Problem to work on:
With the line containing "What text is on this page?" as the first line and the last line of the records as the final one, reproduce that range exactly.

====================

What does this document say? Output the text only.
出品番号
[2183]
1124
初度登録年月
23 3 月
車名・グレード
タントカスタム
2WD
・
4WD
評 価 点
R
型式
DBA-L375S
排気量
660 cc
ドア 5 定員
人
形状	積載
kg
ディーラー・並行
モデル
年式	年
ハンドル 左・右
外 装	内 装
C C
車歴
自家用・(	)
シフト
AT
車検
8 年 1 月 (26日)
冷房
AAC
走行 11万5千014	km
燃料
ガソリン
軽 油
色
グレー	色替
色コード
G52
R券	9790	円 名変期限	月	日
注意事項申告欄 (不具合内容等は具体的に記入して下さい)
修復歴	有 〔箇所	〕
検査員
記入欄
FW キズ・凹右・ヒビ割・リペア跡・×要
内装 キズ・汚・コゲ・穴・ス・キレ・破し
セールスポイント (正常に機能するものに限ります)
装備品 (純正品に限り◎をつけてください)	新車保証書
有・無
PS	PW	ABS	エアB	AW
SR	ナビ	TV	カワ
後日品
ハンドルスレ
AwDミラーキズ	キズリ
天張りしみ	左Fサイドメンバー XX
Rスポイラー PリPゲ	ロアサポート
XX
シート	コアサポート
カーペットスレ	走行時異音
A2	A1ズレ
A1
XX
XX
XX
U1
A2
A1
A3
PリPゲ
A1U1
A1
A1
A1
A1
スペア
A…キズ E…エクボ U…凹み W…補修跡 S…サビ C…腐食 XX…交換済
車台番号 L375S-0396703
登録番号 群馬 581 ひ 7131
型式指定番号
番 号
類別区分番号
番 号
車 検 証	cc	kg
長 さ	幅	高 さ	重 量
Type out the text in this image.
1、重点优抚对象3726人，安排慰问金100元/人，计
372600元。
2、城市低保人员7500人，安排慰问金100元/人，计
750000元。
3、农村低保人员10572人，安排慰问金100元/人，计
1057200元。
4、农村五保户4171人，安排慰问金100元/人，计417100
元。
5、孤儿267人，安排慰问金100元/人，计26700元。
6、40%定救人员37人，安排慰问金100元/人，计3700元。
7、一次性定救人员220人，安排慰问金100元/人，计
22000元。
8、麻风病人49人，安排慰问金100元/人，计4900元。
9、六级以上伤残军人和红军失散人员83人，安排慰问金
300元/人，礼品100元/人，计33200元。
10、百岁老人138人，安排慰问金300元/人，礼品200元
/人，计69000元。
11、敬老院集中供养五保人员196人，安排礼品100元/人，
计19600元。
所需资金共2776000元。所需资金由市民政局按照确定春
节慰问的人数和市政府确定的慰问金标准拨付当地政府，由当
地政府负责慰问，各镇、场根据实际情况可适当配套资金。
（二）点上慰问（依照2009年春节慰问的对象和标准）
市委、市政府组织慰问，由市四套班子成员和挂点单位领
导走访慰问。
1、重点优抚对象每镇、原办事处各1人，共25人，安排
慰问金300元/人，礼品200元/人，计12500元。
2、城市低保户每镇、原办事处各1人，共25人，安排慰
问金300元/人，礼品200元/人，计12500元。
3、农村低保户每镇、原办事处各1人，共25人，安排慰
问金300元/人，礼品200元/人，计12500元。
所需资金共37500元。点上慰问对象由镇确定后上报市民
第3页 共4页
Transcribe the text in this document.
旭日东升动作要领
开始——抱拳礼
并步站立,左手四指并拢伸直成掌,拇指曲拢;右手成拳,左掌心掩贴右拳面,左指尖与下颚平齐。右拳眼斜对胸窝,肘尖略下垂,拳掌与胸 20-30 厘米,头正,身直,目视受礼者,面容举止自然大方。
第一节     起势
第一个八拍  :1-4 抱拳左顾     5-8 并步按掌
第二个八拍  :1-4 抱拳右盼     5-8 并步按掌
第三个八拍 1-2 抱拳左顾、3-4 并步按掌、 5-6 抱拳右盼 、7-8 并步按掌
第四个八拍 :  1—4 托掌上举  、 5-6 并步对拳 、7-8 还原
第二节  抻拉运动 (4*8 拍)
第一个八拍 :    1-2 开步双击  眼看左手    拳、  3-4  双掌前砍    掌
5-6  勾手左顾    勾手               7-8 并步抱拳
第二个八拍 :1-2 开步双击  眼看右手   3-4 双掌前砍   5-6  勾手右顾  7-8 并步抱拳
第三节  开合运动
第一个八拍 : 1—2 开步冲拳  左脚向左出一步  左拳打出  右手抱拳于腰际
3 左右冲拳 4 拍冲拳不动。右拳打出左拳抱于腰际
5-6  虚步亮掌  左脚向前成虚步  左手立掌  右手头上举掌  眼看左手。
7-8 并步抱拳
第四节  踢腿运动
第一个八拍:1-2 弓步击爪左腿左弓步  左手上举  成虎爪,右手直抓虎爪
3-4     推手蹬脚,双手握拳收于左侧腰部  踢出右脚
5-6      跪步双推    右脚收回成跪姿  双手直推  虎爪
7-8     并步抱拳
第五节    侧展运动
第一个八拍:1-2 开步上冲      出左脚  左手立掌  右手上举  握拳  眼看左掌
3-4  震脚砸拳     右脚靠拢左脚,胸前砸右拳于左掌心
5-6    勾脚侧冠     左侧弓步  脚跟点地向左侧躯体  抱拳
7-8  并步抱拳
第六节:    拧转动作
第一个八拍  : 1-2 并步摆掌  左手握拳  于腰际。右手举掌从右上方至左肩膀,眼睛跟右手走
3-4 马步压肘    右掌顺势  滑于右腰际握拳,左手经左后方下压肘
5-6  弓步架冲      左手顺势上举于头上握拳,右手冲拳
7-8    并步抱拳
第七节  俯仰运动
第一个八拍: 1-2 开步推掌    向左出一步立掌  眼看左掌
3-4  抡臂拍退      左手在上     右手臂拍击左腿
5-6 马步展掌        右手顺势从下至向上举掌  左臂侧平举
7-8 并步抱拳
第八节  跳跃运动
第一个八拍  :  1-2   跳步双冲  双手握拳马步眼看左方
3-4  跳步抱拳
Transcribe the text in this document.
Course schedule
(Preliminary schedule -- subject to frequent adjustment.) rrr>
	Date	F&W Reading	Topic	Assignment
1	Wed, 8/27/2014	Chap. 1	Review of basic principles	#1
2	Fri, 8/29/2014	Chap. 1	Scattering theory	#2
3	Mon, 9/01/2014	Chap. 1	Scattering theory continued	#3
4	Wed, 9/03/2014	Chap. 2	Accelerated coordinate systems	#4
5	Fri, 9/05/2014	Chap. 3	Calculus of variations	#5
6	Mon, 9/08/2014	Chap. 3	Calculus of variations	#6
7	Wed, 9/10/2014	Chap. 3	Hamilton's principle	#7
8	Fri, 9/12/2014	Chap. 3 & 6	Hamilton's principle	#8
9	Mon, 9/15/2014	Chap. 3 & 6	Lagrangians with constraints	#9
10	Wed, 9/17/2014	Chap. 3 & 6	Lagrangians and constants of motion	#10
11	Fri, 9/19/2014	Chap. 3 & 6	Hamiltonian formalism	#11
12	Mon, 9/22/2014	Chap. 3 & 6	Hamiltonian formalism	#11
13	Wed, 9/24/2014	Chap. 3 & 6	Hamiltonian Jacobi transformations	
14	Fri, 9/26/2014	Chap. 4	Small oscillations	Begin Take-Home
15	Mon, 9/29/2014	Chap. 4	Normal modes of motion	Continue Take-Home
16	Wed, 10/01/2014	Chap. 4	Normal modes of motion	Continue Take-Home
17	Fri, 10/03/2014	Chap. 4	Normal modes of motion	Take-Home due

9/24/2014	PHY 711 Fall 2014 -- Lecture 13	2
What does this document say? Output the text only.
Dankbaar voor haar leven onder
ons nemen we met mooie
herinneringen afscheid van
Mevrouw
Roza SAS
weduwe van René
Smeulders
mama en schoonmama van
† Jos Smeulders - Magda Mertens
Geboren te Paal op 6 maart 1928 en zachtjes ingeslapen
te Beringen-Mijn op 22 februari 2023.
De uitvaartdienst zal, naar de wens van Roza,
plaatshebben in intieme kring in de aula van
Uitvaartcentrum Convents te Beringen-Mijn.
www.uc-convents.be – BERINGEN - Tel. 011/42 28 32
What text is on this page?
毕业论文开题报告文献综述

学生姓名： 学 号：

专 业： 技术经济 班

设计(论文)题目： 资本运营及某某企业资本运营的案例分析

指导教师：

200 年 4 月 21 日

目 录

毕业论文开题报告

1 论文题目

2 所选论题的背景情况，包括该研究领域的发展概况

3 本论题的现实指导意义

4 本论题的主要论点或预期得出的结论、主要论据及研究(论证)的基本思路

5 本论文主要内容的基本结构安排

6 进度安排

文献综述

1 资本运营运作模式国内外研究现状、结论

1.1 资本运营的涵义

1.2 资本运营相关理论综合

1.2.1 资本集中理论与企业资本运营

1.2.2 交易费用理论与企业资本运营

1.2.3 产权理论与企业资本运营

====================

Correct answer:
What text is on this page?
毕业论文开题报告文献综述

学生姓名： 学 号：

专 业： 技术经济 班

设计(论文)题目： 资本运营及某某企业资本运营的案例分析

指导教师：

200 年 4 月 21 日

目 录

毕业论文开题报告

1 论文题目

2 所选论题的背景情况，包括该研究领域的发展概况

3 本论题的现实指导意义

4 本论题的主要论点或预期得出的结论、主要论据及研究(论证)的基本思路

5 本论文主要内容的基本结构安排

6 进度安排

文献综述

1 资本运营运作模式国内外研究现状、结论

1.1 资本运营的涵义

1.2 资本运营相关理论综合

1.2.1 资本集中理论与企业资本运营

1.2.2 交易费用理论与企业资本运营

1.2.3 产权理论与企业资本运营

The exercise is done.